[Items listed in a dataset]

>>>>

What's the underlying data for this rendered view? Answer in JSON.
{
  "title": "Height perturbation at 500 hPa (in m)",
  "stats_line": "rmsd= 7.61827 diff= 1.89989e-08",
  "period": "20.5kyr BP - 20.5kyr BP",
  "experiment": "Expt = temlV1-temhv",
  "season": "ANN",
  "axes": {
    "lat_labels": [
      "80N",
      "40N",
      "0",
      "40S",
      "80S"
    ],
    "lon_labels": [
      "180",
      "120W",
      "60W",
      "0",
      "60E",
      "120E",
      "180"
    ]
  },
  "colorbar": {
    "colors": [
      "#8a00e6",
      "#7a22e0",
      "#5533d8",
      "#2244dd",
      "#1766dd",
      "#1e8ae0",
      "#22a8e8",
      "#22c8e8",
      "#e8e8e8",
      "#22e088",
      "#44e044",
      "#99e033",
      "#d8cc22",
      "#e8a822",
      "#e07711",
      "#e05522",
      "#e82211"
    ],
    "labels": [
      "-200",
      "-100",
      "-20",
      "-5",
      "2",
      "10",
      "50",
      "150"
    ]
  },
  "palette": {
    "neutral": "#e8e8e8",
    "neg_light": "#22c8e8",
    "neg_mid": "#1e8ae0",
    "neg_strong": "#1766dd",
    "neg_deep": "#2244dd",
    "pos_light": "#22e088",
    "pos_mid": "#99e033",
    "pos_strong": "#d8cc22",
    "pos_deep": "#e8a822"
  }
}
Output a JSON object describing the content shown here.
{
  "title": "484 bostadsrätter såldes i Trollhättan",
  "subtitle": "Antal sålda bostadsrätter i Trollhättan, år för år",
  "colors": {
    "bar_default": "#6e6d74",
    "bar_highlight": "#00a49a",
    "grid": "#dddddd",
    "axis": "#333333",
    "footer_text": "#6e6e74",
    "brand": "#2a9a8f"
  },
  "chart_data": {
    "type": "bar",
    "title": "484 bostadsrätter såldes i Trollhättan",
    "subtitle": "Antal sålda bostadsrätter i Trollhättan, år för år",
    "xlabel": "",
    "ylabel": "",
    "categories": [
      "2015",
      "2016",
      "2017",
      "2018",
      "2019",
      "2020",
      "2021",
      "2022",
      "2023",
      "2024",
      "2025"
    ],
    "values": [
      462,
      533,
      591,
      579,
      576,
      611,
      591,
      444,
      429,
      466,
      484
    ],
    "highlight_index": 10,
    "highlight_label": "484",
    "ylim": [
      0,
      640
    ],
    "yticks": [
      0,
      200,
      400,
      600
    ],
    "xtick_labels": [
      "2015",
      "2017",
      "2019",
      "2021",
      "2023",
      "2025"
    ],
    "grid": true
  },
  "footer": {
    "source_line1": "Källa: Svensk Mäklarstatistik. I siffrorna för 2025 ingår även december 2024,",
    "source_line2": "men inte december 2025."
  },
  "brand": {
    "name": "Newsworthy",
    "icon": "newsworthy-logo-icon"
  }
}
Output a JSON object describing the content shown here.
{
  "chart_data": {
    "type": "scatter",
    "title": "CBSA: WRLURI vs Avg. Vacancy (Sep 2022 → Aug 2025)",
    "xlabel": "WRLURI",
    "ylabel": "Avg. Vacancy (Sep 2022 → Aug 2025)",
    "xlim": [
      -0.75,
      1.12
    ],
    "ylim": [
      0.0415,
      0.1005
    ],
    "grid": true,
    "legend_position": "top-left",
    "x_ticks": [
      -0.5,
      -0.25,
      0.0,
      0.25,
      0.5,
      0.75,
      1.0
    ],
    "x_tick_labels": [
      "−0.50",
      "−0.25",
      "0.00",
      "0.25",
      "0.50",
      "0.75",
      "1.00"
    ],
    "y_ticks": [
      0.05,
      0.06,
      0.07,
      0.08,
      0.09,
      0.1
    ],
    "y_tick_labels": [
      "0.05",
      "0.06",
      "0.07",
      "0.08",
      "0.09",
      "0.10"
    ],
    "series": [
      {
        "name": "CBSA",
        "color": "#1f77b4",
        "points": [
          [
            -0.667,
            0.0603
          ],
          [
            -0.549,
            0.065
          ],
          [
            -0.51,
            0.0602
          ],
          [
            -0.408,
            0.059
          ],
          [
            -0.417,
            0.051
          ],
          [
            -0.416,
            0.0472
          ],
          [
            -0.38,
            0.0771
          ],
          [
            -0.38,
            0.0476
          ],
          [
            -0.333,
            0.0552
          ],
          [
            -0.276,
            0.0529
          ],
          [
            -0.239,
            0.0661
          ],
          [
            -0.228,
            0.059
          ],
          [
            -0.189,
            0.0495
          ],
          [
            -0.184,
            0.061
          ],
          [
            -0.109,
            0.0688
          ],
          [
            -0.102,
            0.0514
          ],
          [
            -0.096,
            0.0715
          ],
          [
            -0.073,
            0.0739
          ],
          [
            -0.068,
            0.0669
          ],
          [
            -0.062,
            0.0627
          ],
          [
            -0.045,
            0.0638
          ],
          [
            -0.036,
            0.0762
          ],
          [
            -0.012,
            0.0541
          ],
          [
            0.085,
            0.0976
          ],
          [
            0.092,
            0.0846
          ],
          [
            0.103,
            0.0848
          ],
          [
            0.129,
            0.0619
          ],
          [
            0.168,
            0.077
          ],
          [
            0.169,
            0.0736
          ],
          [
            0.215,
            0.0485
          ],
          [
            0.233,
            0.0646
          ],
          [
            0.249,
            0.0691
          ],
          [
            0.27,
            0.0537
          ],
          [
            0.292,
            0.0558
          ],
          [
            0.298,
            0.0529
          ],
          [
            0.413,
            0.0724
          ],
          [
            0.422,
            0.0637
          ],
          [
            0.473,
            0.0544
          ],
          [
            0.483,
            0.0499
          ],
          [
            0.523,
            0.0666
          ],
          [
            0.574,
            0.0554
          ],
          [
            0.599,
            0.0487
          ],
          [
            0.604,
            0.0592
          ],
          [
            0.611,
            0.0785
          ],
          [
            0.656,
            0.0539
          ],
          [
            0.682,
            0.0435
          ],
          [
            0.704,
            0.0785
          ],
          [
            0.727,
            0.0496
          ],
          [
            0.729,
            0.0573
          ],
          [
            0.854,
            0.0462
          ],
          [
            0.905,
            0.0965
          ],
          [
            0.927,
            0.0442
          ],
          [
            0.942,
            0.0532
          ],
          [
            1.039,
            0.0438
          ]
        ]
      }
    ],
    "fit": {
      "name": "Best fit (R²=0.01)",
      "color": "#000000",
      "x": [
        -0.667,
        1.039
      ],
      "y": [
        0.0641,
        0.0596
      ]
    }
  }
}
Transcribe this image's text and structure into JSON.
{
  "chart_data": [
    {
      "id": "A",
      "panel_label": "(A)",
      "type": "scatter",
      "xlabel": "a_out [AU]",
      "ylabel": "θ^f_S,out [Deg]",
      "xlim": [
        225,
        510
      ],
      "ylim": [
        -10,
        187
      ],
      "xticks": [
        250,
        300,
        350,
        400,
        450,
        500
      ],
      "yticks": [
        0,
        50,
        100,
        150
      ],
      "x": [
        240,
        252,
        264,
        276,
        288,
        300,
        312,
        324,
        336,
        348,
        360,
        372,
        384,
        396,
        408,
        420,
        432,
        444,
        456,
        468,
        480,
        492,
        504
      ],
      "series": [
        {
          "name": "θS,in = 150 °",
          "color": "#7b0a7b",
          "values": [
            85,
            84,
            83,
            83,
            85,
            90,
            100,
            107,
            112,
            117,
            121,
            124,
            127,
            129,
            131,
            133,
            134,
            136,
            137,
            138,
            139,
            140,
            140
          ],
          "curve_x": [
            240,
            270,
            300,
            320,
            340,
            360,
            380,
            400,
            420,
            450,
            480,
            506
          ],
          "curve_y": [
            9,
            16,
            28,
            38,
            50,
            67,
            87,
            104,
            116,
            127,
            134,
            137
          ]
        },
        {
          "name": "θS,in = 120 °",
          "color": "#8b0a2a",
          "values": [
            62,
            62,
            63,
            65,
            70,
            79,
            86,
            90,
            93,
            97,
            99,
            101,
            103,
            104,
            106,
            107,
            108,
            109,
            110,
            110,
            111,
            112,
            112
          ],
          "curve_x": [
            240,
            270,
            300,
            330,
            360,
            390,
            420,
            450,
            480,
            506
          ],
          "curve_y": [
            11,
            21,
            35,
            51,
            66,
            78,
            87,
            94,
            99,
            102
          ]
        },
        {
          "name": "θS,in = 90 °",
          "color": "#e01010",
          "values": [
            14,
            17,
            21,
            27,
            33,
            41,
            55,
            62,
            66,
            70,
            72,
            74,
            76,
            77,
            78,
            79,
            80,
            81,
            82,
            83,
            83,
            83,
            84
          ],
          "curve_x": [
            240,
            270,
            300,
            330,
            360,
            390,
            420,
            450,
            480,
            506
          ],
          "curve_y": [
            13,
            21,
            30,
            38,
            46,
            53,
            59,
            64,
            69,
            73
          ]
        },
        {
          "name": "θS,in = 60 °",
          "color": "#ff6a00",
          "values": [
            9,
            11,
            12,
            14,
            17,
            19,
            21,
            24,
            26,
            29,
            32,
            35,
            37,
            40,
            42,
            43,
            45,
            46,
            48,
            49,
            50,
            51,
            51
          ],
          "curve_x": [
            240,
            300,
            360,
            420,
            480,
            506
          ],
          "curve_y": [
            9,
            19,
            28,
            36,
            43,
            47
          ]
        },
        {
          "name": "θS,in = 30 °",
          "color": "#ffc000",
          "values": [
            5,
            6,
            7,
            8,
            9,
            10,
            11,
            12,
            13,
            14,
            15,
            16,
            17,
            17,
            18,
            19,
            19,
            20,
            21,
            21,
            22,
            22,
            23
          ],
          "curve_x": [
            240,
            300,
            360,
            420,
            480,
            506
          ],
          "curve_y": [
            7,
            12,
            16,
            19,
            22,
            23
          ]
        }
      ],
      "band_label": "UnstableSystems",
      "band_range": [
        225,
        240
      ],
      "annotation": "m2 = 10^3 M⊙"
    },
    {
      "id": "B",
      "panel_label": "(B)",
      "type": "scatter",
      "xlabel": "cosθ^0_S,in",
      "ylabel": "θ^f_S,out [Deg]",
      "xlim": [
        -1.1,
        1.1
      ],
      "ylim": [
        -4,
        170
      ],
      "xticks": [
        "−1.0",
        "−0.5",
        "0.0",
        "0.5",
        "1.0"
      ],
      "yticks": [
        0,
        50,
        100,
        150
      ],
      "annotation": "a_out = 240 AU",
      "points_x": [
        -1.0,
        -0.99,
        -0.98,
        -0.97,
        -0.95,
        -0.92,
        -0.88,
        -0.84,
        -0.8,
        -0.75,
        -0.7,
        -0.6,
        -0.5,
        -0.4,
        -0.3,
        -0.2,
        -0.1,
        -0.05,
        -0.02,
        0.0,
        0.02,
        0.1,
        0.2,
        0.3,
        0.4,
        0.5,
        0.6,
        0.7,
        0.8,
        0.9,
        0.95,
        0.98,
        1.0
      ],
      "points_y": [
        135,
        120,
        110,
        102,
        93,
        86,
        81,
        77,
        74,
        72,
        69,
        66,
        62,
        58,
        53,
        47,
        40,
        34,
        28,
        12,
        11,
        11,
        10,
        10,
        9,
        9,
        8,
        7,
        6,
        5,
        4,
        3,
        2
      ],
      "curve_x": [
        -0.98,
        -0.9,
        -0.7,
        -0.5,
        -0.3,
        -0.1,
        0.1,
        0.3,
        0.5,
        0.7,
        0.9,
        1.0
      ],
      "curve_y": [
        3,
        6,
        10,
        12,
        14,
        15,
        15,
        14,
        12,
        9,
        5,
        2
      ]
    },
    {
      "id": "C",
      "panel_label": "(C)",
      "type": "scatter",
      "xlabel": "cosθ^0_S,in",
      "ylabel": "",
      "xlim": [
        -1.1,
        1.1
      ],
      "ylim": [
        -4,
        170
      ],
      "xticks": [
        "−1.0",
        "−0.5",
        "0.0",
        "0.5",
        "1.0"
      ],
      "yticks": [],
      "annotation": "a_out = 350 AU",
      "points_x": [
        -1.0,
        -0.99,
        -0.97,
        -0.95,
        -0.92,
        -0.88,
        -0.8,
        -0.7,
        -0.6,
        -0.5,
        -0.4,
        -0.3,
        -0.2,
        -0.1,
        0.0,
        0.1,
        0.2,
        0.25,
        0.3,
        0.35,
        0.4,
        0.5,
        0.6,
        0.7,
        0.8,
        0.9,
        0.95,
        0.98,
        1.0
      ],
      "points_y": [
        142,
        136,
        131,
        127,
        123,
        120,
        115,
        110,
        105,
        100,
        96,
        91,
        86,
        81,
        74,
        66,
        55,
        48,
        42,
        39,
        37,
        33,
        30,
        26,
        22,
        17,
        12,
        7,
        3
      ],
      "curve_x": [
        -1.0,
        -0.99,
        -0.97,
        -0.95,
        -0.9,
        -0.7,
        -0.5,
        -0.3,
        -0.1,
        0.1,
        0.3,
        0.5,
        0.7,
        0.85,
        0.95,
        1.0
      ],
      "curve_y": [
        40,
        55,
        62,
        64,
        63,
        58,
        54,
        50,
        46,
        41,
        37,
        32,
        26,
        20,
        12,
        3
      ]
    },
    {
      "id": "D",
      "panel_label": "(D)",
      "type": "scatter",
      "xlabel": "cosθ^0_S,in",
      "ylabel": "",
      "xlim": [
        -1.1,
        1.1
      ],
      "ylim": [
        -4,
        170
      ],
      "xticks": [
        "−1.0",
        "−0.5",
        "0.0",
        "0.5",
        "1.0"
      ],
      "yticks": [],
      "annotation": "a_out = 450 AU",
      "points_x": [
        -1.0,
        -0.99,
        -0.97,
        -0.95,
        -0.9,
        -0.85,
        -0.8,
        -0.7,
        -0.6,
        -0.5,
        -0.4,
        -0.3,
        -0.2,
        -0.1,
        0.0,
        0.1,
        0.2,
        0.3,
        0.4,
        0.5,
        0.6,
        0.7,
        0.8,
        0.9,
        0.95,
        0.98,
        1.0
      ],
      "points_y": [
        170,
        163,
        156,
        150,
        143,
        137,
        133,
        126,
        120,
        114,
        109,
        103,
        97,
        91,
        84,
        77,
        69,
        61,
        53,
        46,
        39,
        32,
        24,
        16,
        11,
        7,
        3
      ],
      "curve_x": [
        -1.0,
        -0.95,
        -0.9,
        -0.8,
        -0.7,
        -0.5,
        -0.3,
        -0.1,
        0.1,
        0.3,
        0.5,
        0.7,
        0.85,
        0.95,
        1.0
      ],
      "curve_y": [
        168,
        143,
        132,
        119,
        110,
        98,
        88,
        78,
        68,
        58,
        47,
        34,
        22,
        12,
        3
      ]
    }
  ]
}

<<<<

TASK TO CARRY OUT:
From the records above, pick out and copy each line holding the word "bostadsrätter".

WRITTEN REPLY:
  "title": "484 bostadsrätter såldes i Trollhättan",
  "subtitle": "Antal sålda bostadsrätter i Trollhättan, år för år",
    "title": "484 bostadsrätter såldes i Trollhättan",
    "subtitle": "Antal sålda bostadsrätter i Trollhättan, år för år",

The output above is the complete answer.